[Chart and figure data]
++++

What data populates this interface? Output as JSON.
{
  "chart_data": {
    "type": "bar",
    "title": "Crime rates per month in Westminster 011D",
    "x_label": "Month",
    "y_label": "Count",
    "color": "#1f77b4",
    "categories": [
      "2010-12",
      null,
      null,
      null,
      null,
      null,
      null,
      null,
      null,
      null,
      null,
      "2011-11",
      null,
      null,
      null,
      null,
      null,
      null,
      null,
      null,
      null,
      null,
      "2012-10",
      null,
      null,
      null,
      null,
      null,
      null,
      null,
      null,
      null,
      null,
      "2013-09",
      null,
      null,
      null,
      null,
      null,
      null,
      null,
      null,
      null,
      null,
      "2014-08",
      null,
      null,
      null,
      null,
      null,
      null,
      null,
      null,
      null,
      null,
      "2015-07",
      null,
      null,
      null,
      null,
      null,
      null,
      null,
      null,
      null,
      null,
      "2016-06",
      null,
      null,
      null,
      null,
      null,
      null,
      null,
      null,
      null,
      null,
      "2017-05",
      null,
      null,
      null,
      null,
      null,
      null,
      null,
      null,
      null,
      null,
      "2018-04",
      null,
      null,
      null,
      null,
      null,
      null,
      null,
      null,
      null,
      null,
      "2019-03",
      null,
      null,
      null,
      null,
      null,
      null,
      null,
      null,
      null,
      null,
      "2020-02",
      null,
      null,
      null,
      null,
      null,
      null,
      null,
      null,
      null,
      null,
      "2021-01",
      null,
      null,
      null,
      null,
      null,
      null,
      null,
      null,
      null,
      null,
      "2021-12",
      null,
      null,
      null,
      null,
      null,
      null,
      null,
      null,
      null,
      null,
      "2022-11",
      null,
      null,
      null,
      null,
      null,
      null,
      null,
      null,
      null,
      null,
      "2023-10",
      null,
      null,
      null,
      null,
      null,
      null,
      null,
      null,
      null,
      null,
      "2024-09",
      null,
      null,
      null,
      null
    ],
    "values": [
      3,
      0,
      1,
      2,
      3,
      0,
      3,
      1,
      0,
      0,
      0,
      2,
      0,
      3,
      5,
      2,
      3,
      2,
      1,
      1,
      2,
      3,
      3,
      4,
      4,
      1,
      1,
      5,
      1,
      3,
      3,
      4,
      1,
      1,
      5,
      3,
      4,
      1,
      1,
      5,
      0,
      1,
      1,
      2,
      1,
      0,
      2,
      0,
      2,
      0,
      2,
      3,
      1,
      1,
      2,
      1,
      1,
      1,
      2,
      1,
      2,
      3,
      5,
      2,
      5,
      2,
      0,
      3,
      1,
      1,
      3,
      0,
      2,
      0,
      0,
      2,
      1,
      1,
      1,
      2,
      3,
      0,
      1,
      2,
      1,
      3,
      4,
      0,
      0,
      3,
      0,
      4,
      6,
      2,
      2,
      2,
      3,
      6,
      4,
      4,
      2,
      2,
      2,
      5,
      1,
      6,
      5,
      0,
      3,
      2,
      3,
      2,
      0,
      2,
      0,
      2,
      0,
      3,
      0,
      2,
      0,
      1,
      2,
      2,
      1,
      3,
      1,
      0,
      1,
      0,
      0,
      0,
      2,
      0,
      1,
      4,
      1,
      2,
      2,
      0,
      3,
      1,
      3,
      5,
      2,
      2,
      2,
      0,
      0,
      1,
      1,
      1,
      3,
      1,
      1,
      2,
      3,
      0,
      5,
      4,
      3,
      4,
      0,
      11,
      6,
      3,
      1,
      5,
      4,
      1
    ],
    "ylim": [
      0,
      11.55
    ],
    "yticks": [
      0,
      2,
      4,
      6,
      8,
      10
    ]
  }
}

++++

=== PROBLEM STATEMENT ===
Copy all of the data. Keep every word exactly as it is.

=== SOLUTION TO THIS EXERCISE ===
What data populates this interface? Output as JSON.
{
  "chart_data": {
    "type": "bar",
    "title": "Crime rates per month in Westminster 011D",
    "x_label": "Month",
    "y_label": "Count",
    "color": "#1f77b4",
    "categories": [
      "2010-12",
      null,
      null,
      null,
      null,
      null,
      null,
      null,
      null,
      null,
      null,
      "2011-11",
      null,
      null,
      null,
      null,
      null,
      null,
      null,
      null,
      null,
      null,
      "2012-10",
      null,
      null,
      null,
      null,
      null,
      null,
      null,
      null,
      null,
      null,
      "2013-09",
      null,
      null,
      null,
      null,
      null,
      null,
      null,
      null,
      null,
      null,
      "2014-08",
      null,
      null,
      null,
      null,
      null,
      null,
      null,
      null,
      null,
      null,
      "2015-07",
      null,
      null,
      null,
      null,
      null,
      null,
      null,
      null,
      null,
      null,
      "2016-06",
      null,
      null,
      null,
      null,
      null,
      null,
      null,
      null,
      null,
      null,
      "2017-05",
      null,
      null,
      null,
      null,
      null,
      null,
      null,
      null,
      null,
      null,
      "2018-04",
      null,
      null,
      null,
      null,
      null,
      null,
      null,
      null,
      null,
      null,
      "2019-03",
      null,
      null,
      null,
      null,
      null,
      null,
      null,
      null,
      null,
      null,
      "2020-02",
      null,
      null,
      null,
      null,
      null,
      null,
      null,
      null,
      null,
      null,
      "2021-01",
      null,
      null,
      null,
      null,
      null,
      null,
      null,
      null,
      null,
      null,
      "2021-12",
      null,
      null,
      null,
      null,
      null,
      null,
      null,
      null,
      null,
      null,
      "2022-11",
      null,
      null,
      null,
      null,
      null,
      null,
      null,
      null,
      null,
      null,
      "2023-10",
      null,
      null,
      null,
      null,
      null,
      null,
      null,
      null,
      null,
      null,
      "2024-09",
      null,
      null,
      null,
      null
    ],
    "values": [
      3,
      0,
      1,
      2,
      3,
      0,
      3,
      1,
      0,
      0,
      0,
      2,
      0,
      3,
      5,
      2,
      3,
      2,
      1,
      1,
      2,
      3,
      3,
      4,
      4,
      1,
      1,
      5,
      1,
      3,
      3,
      4,
      1,
      1,
      5,
      3,
      4,
      1,
      1,
      5,
      0,
      1,
      1,
      2,
      1,
      0,
      2,
      0,
      2,
      0,
      2,
      3,
      1,
      1,
      2,
      1,
      1,
      1,
      2,
      1,
      2,
      3,
      5,
      2,
      5,
      2,
      0,
      3,
      1,
      1,
      3,
      0,
      2,
      0,
      0,
      2,
      1,
      1,
      1,
      2,
      3,
      0,
      1,
      2,
      1,
      3,
      4,
      0,
      0,
      3,
      0,
      4,
      6,
      2,
      2,
      2,
      3,
      6,
      4,
      4,
      2,
      2,
      2,
      5,
      1,
      6,
      5,
      0,
      3,
      2,
      3,
      2,
      0,
      2,
      0,
      2,
      0,
      3,
      0,
      2,
      0,
      1,
      2,
      2,
      1,
      3,
      1,
      0,
      1,
      0,
      0,
      0,
      2,
      0,
      1,
      4,
      1,
      2,
      2,
      0,
      3,
      1,
      3,
      5,
      2,
      2,
      2,
      0,
      0,
      1,
      1,
      1,
      3,
      1,
      1,
      2,
      3,
      0,
      5,
      4,
      3,
      4,
      0,
      11,
      6,
      3,
      1,
      5,
      4,
      1
    ],
    "ylim": [
      0,
      11.55
    ],
    "yticks": [
      0,
      2,
      4,
      6,
      8,
      10
    ]
  }
}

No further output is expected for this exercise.